— Start of SUPPLIED DATA —

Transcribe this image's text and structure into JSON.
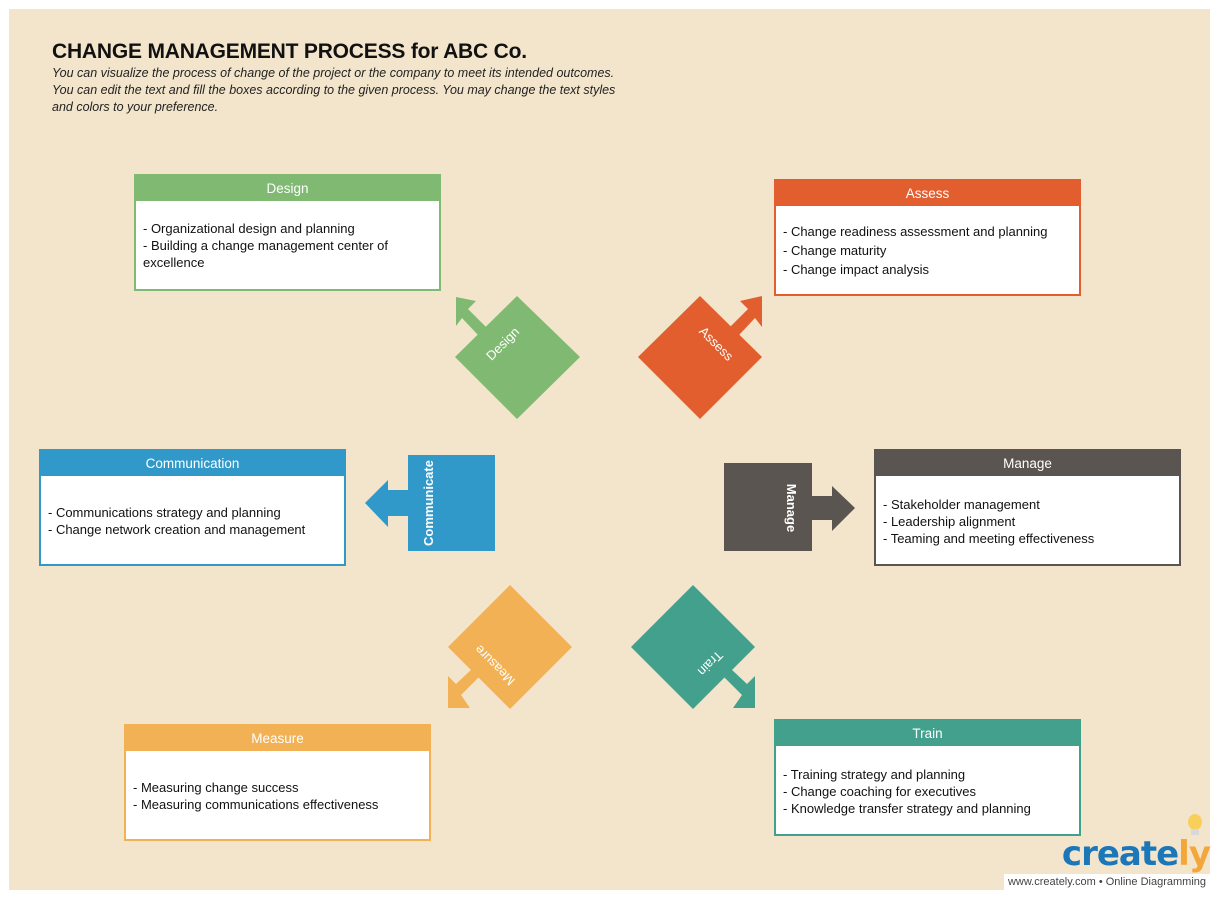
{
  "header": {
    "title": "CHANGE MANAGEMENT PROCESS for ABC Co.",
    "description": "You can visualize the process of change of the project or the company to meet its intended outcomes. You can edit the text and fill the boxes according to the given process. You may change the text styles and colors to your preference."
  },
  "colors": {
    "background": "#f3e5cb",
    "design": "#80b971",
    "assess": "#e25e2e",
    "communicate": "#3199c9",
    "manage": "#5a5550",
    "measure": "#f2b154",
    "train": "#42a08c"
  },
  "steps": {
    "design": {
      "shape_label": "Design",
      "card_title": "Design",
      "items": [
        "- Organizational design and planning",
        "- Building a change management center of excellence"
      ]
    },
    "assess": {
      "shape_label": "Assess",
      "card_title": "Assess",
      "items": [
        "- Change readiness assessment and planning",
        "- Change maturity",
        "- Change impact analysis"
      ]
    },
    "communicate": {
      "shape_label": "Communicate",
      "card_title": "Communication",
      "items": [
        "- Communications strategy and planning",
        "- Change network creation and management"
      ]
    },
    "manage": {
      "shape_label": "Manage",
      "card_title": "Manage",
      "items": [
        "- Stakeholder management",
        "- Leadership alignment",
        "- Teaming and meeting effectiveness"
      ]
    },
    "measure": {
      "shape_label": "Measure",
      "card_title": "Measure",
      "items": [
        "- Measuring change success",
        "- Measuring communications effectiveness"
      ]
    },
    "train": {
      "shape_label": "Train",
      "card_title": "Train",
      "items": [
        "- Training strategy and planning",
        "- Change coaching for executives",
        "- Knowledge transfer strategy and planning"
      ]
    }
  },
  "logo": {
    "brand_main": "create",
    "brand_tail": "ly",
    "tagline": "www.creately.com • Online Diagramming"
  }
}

— End of SUPPLIED DATA —

— GOAL OF THE EXERCISE —
Give all the lines above again, character for character, without pictures.

— ANSWER —
Transcribe this image's text and structure into JSON.
{
  "header": {
    "title": "CHANGE MANAGEMENT PROCESS for ABC Co.",
    "description": "You can visualize the process of change of the project or the company to meet its intended outcomes. You can edit the text and fill the boxes according to the given process. You may change the text styles and colors to your preference."
  },
  "colors": {
    "background": "#f3e5cb",
    "design": "#80b971",
    "assess": "#e25e2e",
    "communicate": "#3199c9",
    "manage": "#5a5550",
    "measure": "#f2b154",
    "train": "#42a08c"
  },
  "steps": {
    "design": {
      "shape_label": "Design",
      "card_title": "Design",
      "items": [
        "- Organizational design and planning",
        "- Building a change management center of excellence"
      ]
    },
    "assess": {
      "shape_label": "Assess",
      "card_title": "Assess",
      "items": [
        "- Change readiness assessment and planning",
        "- Change maturity",
        "- Change impact analysis"
      ]
    },
    "communicate": {
      "shape_label": "Communicate",
      "card_title": "Communication",
      "items": [
        "- Communications strategy and planning",
        "- Change network creation and management"
      ]
    },
    "manage": {
      "shape_label": "Manage",
      "card_title": "Manage",
      "items": [
        "- Stakeholder management",
        "- Leadership alignment",
        "- Teaming and meeting effectiveness"
      ]
    },
    "measure": {
      "shape_label": "Measure",
      "card_title": "Measure",
      "items": [
        "- Measuring change success",
        "- Measuring communications effectiveness"
      ]
    },
    "train": {
      "shape_label": "Train",
      "card_title": "Train",
      "items": [
        "- Training strategy and planning",
        "- Change coaching for executives",
        "- Knowledge transfer strategy and planning"
      ]
    }
  },
  "logo": {
    "brand_main": "create",
    "brand_tail": "ly",
    "tagline": "www.creately.com • Online Diagramming"
  }
}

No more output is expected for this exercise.